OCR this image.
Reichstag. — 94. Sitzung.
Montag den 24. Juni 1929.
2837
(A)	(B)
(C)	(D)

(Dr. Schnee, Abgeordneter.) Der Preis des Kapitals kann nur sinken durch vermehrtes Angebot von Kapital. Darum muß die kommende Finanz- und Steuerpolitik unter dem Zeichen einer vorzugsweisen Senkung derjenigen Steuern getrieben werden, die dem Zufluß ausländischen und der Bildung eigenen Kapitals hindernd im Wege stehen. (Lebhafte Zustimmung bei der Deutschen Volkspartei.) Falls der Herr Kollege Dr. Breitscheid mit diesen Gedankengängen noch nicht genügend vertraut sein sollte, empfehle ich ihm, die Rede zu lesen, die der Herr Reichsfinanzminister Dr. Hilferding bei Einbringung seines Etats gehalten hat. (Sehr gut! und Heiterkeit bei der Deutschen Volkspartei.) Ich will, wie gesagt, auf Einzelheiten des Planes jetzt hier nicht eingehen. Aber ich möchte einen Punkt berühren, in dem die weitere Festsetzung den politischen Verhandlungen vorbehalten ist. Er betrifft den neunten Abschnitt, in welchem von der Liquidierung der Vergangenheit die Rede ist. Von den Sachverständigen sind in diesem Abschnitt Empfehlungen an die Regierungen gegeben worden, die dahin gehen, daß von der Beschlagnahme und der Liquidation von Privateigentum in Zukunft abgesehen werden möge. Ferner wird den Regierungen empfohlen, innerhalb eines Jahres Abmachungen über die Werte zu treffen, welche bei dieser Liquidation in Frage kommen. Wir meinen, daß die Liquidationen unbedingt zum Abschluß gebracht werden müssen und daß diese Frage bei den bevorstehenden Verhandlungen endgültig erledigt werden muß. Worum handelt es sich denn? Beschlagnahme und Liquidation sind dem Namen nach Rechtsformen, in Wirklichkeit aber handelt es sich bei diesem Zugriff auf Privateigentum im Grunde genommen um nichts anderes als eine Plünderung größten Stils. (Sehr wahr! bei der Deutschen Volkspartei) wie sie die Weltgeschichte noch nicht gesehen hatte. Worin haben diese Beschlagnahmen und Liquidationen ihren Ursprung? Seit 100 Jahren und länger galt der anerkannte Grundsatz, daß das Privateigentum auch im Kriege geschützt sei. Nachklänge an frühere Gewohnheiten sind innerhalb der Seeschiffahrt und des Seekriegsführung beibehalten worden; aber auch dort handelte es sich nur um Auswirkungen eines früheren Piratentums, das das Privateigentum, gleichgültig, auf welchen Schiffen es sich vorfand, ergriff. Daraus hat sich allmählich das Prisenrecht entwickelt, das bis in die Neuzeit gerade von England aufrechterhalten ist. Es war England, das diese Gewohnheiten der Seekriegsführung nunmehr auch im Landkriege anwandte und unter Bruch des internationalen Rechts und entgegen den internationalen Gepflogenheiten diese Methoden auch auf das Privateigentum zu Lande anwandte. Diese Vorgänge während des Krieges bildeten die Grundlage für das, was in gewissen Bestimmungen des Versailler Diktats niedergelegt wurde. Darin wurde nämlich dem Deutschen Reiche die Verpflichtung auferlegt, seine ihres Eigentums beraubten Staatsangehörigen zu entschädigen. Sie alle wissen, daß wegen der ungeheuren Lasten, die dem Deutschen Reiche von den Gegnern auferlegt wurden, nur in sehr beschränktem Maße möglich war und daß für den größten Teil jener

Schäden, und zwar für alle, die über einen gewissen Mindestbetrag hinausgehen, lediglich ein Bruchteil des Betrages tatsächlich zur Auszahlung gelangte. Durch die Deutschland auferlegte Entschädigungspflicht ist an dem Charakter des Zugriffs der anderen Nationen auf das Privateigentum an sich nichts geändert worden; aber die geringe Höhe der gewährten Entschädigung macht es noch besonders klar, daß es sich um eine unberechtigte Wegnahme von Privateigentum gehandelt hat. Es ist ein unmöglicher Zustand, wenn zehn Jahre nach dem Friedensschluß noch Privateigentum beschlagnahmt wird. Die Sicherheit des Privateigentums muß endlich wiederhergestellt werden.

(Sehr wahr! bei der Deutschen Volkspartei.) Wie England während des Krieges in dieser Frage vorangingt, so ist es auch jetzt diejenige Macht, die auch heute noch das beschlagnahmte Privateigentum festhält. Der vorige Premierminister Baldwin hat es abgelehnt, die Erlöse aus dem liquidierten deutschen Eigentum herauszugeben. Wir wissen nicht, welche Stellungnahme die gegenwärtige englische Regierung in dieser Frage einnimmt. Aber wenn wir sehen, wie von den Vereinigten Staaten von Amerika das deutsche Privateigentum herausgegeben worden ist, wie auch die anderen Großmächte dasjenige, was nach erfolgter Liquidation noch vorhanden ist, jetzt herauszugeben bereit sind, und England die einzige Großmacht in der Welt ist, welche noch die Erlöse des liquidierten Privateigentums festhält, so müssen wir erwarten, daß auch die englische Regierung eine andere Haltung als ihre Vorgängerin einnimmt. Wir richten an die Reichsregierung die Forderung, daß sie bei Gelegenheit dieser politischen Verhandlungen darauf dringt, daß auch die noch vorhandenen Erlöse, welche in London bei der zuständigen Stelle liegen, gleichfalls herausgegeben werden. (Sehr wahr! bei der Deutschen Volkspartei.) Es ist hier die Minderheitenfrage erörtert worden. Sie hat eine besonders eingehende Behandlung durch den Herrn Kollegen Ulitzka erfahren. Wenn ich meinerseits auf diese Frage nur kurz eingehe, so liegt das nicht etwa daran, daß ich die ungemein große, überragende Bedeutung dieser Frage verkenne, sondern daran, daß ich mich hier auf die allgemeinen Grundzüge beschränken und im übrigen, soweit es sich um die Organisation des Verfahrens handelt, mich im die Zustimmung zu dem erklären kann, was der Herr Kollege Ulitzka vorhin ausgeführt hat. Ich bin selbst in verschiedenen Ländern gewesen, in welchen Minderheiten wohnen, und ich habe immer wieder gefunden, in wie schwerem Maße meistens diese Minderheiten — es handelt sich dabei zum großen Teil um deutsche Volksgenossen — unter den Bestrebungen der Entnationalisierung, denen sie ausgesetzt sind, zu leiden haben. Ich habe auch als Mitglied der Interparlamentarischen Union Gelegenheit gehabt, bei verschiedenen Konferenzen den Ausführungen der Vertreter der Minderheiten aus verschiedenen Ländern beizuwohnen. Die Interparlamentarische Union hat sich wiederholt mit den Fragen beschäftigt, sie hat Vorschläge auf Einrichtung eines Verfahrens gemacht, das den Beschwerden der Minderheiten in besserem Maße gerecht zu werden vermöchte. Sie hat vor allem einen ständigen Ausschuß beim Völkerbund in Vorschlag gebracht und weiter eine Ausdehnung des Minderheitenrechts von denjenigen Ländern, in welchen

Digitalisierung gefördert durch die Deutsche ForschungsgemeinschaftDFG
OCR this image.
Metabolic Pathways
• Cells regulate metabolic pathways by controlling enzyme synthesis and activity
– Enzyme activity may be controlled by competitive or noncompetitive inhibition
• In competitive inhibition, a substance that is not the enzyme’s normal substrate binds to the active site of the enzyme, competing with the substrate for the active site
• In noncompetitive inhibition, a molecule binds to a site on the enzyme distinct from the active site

--- TASK TO COMPLETE ---
Show all lines above that contain "active".

--- SOLVED PROBLEM ---
• In competitive inhibition, a substance that is not the enzyme’s normal substrate binds to the active site of the enzyme, competing with the substrate for the active site
• In noncompetitive inhibition, a molecule binds to a site on the enzyme distinct from the active site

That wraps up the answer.